--- begin RECORD SET ---

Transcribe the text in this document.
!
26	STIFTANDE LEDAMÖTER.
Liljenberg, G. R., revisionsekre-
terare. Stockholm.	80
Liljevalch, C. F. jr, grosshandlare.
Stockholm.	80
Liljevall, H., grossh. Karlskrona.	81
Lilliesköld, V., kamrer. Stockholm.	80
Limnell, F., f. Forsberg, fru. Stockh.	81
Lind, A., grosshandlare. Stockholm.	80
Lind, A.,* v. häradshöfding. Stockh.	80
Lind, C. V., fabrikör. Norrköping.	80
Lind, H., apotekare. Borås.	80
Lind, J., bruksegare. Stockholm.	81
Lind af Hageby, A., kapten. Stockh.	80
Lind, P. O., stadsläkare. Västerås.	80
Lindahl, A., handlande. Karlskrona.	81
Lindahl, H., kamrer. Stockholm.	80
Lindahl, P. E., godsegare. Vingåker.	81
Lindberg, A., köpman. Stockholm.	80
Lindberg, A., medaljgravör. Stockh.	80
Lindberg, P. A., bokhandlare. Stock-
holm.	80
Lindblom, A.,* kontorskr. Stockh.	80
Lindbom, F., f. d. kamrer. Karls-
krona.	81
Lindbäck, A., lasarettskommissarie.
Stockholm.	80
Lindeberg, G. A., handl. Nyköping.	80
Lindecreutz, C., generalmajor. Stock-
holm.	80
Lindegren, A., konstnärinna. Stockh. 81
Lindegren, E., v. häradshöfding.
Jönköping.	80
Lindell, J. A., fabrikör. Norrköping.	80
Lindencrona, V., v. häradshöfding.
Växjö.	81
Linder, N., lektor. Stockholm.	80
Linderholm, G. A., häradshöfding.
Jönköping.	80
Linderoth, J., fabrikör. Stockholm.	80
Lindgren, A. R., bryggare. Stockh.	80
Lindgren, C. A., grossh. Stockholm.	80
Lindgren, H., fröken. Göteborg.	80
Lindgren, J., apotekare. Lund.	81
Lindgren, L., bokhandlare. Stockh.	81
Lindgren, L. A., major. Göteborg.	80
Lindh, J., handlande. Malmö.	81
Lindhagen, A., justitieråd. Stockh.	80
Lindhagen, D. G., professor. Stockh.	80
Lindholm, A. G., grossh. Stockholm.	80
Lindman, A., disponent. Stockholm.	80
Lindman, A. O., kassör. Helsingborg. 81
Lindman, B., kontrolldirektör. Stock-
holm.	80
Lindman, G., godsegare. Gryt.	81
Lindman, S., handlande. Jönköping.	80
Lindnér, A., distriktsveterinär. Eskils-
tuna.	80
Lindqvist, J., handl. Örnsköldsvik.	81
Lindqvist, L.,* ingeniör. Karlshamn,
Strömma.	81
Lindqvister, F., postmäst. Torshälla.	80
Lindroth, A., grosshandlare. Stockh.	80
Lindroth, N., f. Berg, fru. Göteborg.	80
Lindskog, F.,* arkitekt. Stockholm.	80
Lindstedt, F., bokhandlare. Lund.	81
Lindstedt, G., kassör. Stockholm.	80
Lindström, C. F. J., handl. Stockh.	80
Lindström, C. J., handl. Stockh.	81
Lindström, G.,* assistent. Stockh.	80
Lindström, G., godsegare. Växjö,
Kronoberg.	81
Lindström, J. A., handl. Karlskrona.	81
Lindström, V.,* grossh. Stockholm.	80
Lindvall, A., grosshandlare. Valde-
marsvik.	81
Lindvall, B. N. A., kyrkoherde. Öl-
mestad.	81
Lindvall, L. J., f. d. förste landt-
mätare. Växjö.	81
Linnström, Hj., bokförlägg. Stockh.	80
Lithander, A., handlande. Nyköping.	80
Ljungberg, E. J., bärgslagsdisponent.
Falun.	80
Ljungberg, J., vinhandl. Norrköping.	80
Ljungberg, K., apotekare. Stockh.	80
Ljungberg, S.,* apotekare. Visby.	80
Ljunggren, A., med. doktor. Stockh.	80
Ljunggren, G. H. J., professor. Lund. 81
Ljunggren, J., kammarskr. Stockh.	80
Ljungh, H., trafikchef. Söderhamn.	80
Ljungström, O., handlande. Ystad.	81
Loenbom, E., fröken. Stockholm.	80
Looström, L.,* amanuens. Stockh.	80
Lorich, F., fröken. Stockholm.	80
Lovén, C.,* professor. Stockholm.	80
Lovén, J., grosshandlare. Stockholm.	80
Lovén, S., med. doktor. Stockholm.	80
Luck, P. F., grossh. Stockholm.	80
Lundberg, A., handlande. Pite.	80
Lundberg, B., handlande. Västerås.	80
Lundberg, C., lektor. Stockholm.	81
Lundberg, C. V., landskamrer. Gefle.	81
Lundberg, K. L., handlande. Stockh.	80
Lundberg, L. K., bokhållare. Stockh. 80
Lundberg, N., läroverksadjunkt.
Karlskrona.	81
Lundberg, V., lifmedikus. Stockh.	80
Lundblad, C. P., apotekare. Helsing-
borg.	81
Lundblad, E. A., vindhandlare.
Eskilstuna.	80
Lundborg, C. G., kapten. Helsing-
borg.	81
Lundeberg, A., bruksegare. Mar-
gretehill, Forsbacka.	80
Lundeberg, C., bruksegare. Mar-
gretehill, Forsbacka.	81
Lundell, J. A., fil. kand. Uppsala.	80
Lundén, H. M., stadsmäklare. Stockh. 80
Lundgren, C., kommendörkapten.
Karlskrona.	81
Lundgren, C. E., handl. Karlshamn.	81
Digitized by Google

--- end RECORD SET ---

— WRITTEN REQUEST —
Return the listing above in its exact form.

— WRITTEN RESPONSE —
Transcribe the text in this document.
!
26	STIFTANDE LEDAMÖTER.
Liljenberg, G. R., revisionsekre-
terare. Stockholm.	80
Liljevalch, C. F. jr, grosshandlare.
Stockholm.	80
Liljevall, H., grossh. Karlskrona.	81
Lilliesköld, V., kamrer. Stockholm.	80
Limnell, F., f. Forsberg, fru. Stockh.	81
Lind, A., grosshandlare. Stockholm.	80
Lind, A.,* v. häradshöfding. Stockh.	80
Lind, C. V., fabrikör. Norrköping.	80
Lind, H., apotekare. Borås.	80
Lind, J., bruksegare. Stockholm.	81
Lind af Hageby, A., kapten. Stockh.	80
Lind, P. O., stadsläkare. Västerås.	80
Lindahl, A., handlande. Karlskrona.	81
Lindahl, H., kamrer. Stockholm.	80
Lindahl, P. E., godsegare. Vingåker.	81
Lindberg, A., köpman. Stockholm.	80
Lindberg, A., medaljgravör. Stockh.	80
Lindberg, P. A., bokhandlare. Stock-
holm.	80
Lindblom, A.,* kontorskr. Stockh.	80
Lindbom, F., f. d. kamrer. Karls-
krona.	81
Lindbäck, A., lasarettskommissarie.
Stockholm.	80
Lindeberg, G. A., handl. Nyköping.	80
Lindecreutz, C., generalmajor. Stock-
holm.	80
Lindegren, A., konstnärinna. Stockh. 81
Lindegren, E., v. häradshöfding.
Jönköping.	80
Lindell, J. A., fabrikör. Norrköping.	80
Lindencrona, V., v. häradshöfding.
Växjö.	81
Linder, N., lektor. Stockholm.	80
Linderholm, G. A., häradshöfding.
Jönköping.	80
Linderoth, J., fabrikör. Stockholm.	80
Lindgren, A. R., bryggare. Stockh.	80
Lindgren, C. A., grossh. Stockholm.	80
Lindgren, H., fröken. Göteborg.	80
Lindgren, J., apotekare. Lund.	81
Lindgren, L., bokhandlare. Stockh.	81
Lindgren, L. A., major. Göteborg.	80
Lindh, J., handlande. Malmö.	81
Lindhagen, A., justitieråd. Stockh.	80
Lindhagen, D. G., professor. Stockh.	80
Lindholm, A. G., grossh. Stockholm.	80
Lindman, A., disponent. Stockholm.	80
Lindman, A. O., kassör. Helsingborg. 81
Lindman, B., kontrolldirektör. Stock-
holm.	80
Lindman, G., godsegare. Gryt.	81
Lindman, S., handlande. Jönköping.	80
Lindnér, A., distriktsveterinär. Eskils-
tuna.	80
Lindqvist, J., handl. Örnsköldsvik.	81
Lindqvist, L.,* ingeniör. Karlshamn,
Strömma.	81
Lindqvister, F., postmäst. Torshälla.	80
Lindroth, A., grosshandlare. Stockh.	80
Lindroth, N., f. Berg, fru. Göteborg.	80
Lindskog, F.,* arkitekt. Stockholm.	80
Lindstedt, F., bokhandlare. Lund.	81
Lindstedt, G., kassör. Stockholm.	80
Lindström, C. F. J., handl. Stockh.	80
Lindström, C. J., handl. Stockh.	81
Lindström, G.,* assistent. Stockh.	80
Lindström, G., godsegare. Växjö,
Kronoberg.	81
Lindström, J. A., handl. Karlskrona.	81
Lindström, V.,* grossh. Stockholm.	80
Lindvall, A., grosshandlare. Valde-
marsvik.	81
Lindvall, B. N. A., kyrkoherde. Öl-
mestad.	81
Lindvall, L. J., f. d. förste landt-
mätare. Växjö.	81
Linnström, Hj., bokförlägg. Stockh.	80
Lithander, A., handlande. Nyköping.	80
Ljungberg, E. J., bärgslagsdisponent.
Falun.	80
Ljungberg, J., vinhandl. Norrköping.	80
Ljungberg, K., apotekare. Stockh.	80
Ljungberg, S.,* apotekare. Visby.	80
Ljunggren, A., med. doktor. Stockh.	80
Ljunggren, G. H. J., professor. Lund. 81
Ljunggren, J., kammarskr. Stockh.	80
Ljungh, H., trafikchef. Söderhamn.	80
Ljungström, O., handlande. Ystad.	81
Loenbom, E., fröken. Stockholm.	80
Looström, L.,* amanuens. Stockh.	80
Lorich, F., fröken. Stockholm.	80
Lovén, C.,* professor. Stockholm.	80
Lovén, J., grosshandlare. Stockholm.	80
Lovén, S., med. doktor. Stockholm.	80
Luck, P. F., grossh. Stockholm.	80
Lundberg, A., handlande. Pite.	80
Lundberg, B., handlande. Västerås.	80
Lundberg, C., lektor. Stockholm.	81
Lundberg, C. V., landskamrer. Gefle.	81
Lundberg, K. L., handlande. Stockh.	80
Lundberg, L. K., bokhållare. Stockh. 80
Lundberg, N., läroverksadjunkt.
Karlskrona.	81
Lundberg, V., lifmedikus. Stockh.	80
Lundblad, C. P., apotekare. Helsing-
borg.	81
Lundblad, E. A., vindhandlare.
Eskilstuna.	80
Lundborg, C. G., kapten. Helsing-
borg.	81
Lundeberg, A., bruksegare. Mar-
gretehill, Forsbacka.	80
Lundeberg, C., bruksegare. Mar-
gretehill, Forsbacka.	81
Lundell, J. A., fil. kand. Uppsala.	80
Lundén, H. M., stadsmäklare. Stockh. 80
Lundgren, C., kommendörkapten.
Karlskrona.	81
Lundgren, C. E., handl. Karlshamn.	81
Digitized by Google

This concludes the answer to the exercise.